Show all lines of the listing that hold the word "Normalized".

start RECORDS PROVIDED

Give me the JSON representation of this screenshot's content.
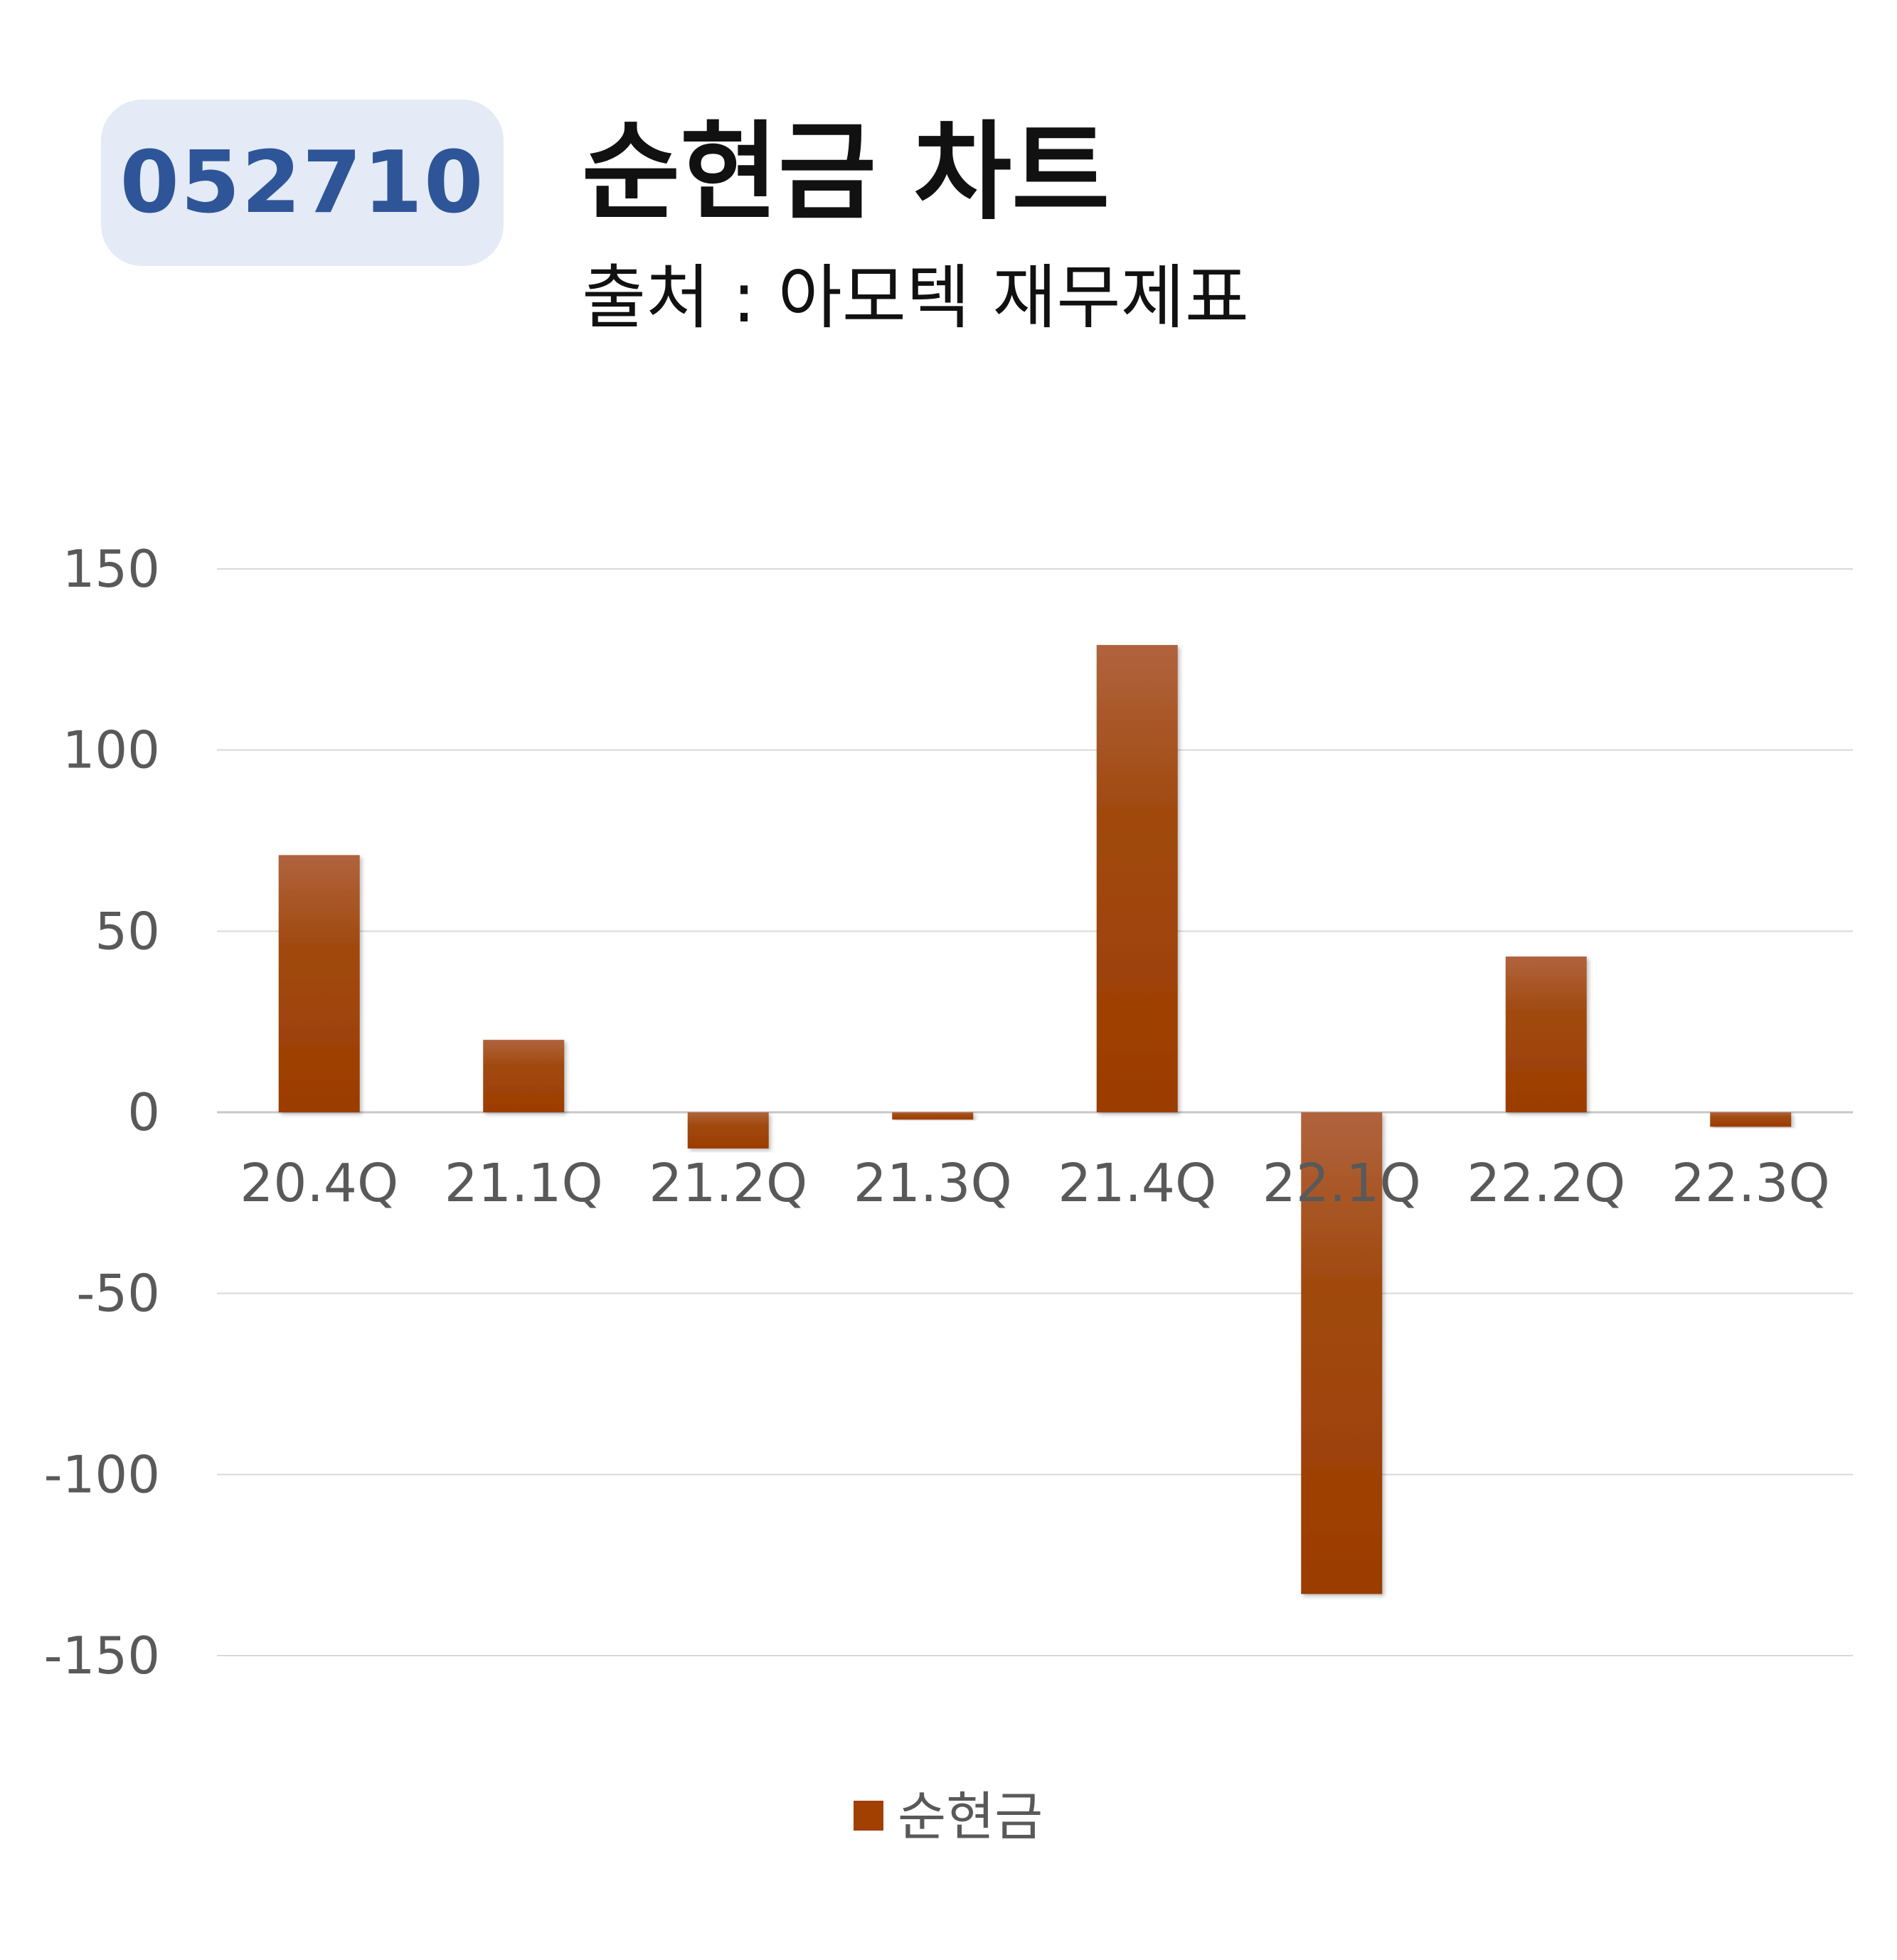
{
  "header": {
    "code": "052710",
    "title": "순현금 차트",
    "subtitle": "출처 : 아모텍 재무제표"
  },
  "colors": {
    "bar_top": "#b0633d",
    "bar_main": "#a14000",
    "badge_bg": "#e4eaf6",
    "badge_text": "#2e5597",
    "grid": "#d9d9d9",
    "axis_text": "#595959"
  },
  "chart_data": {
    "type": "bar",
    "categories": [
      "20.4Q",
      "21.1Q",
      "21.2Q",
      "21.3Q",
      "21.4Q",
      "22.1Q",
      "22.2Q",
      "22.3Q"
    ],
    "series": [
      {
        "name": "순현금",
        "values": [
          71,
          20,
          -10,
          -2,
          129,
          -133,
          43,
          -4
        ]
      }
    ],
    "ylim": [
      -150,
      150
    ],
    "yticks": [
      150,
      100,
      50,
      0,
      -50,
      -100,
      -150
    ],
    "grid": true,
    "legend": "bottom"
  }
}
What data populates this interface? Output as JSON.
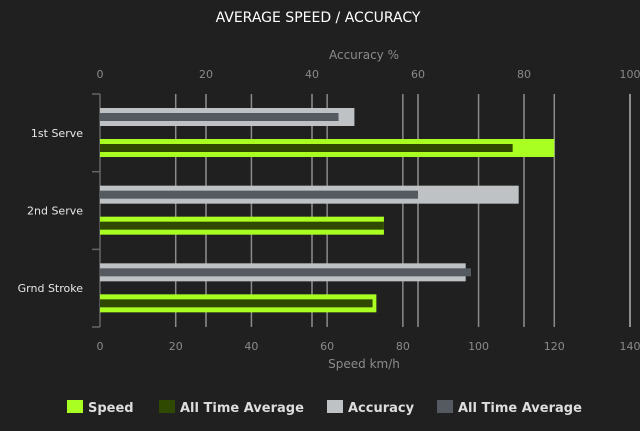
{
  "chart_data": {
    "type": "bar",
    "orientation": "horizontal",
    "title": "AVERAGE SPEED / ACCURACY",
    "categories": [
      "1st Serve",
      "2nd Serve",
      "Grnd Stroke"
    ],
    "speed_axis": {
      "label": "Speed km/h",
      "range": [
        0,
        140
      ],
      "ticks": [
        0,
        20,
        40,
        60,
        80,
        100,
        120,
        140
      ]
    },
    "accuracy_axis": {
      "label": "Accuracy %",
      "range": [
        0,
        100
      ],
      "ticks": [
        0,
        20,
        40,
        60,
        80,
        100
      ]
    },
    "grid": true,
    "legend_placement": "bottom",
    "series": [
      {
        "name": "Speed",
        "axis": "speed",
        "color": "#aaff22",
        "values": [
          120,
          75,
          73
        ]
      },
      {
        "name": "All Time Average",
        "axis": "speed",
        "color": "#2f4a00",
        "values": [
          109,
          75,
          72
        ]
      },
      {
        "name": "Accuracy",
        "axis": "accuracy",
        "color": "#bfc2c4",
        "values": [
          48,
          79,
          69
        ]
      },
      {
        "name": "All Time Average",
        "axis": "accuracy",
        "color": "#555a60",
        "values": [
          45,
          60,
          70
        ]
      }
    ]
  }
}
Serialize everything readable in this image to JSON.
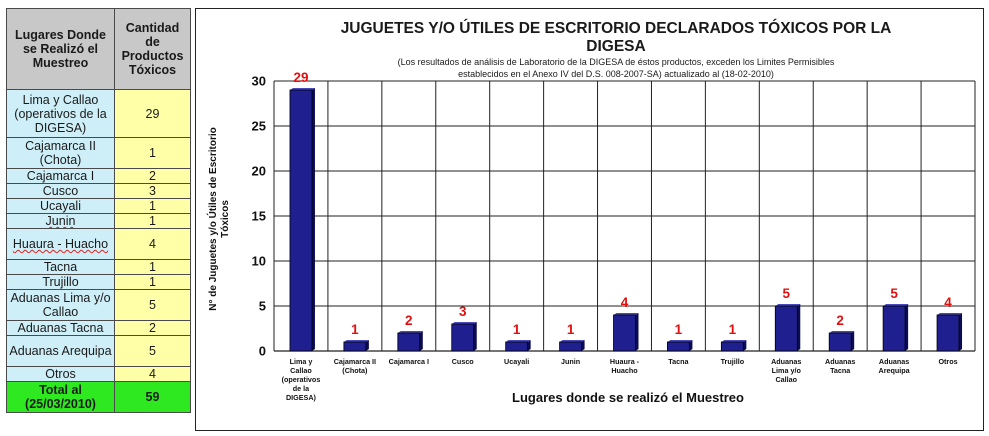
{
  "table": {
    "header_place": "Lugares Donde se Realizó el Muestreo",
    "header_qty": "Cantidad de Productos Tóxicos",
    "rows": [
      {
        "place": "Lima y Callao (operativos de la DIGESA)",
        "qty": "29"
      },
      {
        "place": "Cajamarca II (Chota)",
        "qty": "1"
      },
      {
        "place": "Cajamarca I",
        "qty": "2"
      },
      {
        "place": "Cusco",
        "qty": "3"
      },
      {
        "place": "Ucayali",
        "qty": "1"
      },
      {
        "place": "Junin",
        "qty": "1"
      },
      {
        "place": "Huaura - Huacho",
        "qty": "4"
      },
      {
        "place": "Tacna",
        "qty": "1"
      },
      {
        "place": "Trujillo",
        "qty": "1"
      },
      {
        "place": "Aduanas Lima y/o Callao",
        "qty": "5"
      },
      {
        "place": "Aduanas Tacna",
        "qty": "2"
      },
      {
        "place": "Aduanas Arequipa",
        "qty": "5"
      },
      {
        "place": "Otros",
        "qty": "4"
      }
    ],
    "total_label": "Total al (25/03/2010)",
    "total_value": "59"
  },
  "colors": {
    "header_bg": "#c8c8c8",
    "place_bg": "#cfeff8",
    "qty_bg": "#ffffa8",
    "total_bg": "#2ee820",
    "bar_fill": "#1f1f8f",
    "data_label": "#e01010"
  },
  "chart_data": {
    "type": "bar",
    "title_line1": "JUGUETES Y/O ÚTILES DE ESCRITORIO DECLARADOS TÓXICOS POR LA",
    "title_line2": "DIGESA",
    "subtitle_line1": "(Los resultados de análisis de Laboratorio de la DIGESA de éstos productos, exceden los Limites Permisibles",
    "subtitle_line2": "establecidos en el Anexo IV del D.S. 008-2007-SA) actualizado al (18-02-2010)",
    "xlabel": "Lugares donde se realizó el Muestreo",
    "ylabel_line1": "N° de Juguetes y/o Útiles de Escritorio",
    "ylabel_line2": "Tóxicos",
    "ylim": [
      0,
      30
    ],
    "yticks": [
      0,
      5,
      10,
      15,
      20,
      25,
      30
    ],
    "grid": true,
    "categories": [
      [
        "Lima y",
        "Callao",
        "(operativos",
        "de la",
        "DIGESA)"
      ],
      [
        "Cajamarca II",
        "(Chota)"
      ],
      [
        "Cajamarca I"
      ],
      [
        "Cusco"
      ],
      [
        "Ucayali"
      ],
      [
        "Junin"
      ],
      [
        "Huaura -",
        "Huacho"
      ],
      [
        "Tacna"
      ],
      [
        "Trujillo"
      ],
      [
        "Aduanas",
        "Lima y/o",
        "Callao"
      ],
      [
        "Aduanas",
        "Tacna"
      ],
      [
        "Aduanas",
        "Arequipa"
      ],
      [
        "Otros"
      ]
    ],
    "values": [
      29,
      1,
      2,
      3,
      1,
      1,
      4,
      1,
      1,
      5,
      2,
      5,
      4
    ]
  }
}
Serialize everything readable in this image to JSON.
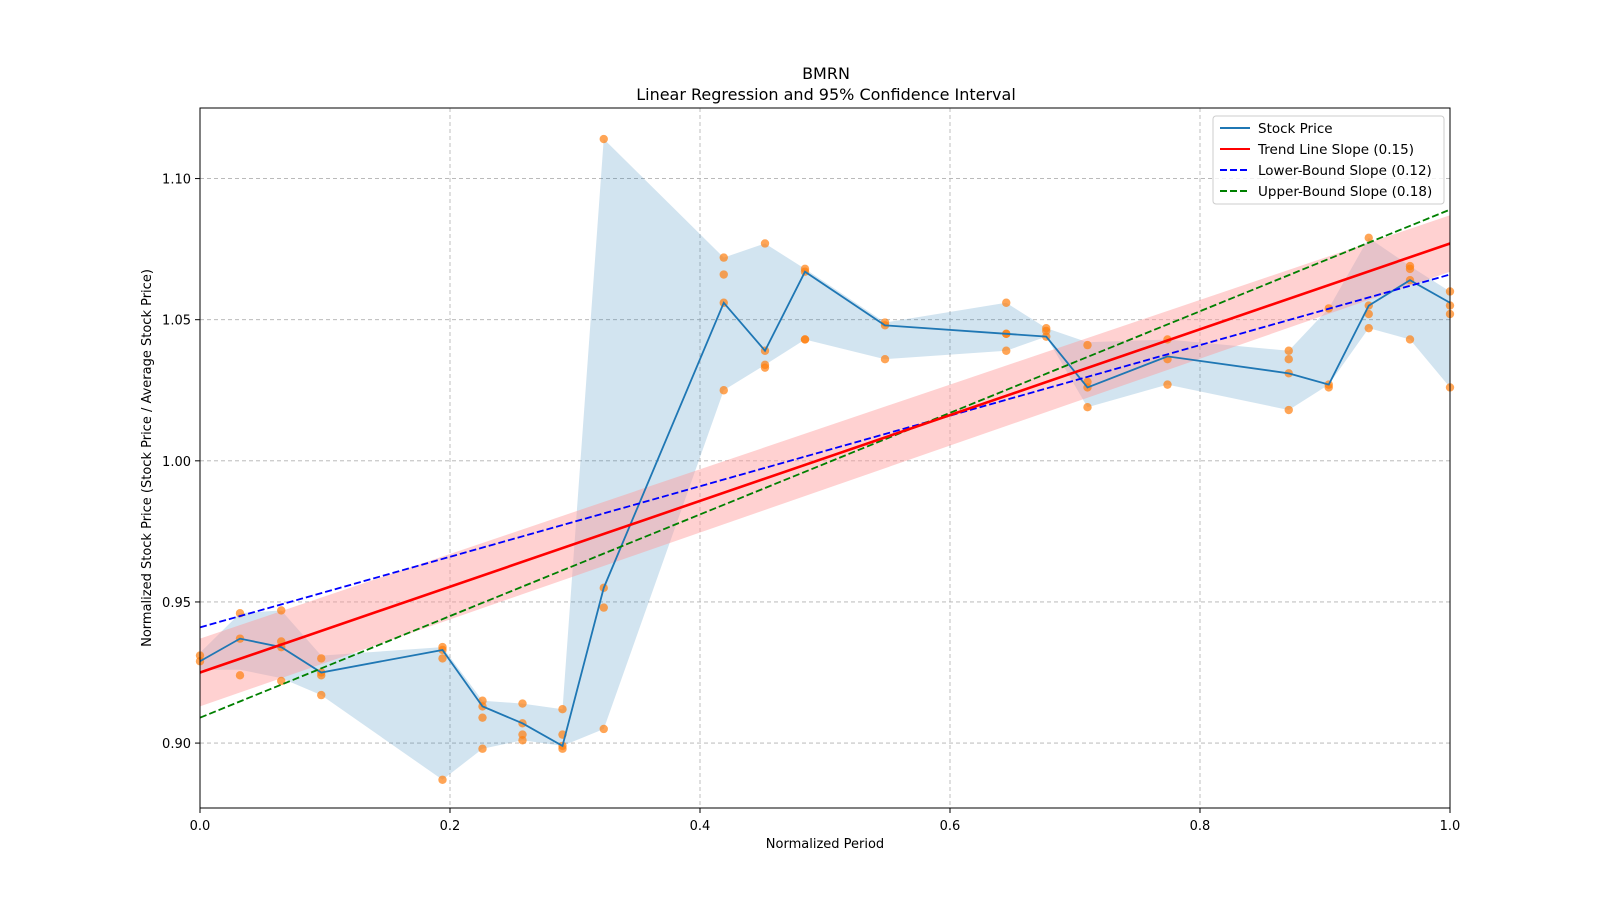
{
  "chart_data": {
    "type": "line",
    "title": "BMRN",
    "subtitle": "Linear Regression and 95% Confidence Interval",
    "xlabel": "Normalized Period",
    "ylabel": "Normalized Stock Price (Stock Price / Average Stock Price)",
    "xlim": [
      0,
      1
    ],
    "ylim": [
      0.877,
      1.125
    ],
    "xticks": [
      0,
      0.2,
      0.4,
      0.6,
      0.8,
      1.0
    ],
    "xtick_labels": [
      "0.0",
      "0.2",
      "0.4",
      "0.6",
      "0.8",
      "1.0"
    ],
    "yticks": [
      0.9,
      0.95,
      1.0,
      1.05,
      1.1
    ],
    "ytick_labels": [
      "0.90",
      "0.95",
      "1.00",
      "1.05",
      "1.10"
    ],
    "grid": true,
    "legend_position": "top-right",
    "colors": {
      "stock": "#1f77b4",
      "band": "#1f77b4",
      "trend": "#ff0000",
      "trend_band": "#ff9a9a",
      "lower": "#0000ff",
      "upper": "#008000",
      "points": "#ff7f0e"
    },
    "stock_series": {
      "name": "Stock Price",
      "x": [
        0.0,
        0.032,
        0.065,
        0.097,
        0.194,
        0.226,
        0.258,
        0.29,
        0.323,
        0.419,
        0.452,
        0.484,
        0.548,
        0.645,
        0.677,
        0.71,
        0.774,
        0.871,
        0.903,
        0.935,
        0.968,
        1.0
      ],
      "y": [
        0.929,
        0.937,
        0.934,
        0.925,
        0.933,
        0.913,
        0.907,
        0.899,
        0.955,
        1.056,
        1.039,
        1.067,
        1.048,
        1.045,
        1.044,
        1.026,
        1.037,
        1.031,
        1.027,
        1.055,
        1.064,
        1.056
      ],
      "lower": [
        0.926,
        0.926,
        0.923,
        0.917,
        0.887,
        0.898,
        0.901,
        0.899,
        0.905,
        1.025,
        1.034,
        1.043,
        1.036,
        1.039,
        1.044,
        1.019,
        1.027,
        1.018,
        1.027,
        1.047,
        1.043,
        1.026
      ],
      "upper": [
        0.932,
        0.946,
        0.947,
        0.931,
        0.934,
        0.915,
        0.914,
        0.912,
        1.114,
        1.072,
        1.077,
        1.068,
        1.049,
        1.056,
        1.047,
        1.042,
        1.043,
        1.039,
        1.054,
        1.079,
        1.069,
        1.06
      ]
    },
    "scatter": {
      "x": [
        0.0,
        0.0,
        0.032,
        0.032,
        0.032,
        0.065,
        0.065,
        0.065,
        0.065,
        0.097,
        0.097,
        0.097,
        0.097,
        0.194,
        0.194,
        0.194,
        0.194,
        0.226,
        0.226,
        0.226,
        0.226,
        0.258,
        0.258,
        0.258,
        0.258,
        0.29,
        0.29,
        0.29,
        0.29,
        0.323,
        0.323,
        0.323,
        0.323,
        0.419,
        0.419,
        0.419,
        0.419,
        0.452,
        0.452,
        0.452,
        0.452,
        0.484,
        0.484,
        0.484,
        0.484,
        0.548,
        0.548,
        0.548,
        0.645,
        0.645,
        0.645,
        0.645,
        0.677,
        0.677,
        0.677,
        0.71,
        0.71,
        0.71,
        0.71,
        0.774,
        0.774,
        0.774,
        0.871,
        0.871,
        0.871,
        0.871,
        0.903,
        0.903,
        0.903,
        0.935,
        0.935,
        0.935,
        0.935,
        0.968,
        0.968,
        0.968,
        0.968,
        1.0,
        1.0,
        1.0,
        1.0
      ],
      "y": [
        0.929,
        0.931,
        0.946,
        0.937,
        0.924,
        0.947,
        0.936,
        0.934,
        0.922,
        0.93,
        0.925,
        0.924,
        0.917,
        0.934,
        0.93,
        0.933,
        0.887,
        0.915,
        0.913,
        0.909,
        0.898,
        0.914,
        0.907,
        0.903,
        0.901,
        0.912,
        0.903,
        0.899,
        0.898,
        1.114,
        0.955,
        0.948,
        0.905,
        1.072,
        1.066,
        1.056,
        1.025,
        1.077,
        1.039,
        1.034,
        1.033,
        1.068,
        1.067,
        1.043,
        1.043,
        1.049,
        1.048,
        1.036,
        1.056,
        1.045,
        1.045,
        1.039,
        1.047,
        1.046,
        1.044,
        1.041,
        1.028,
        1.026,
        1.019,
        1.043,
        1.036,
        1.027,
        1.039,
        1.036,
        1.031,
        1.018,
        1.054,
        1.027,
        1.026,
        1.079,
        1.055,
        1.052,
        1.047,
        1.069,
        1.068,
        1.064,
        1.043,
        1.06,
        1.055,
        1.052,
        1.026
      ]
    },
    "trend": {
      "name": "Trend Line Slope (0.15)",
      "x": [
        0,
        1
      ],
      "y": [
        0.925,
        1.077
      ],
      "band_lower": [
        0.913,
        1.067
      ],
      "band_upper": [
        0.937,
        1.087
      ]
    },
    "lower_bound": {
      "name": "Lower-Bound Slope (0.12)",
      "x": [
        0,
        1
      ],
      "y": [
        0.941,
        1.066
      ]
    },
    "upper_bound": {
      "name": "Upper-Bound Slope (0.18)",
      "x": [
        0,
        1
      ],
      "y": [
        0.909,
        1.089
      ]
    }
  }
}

end RECORDS PROVIDED

FINISHED EXERCISE:
    "xlabel": "Normalized Period",
    "ylabel": "Normalized Stock Price (Stock Price / Average Stock Price)",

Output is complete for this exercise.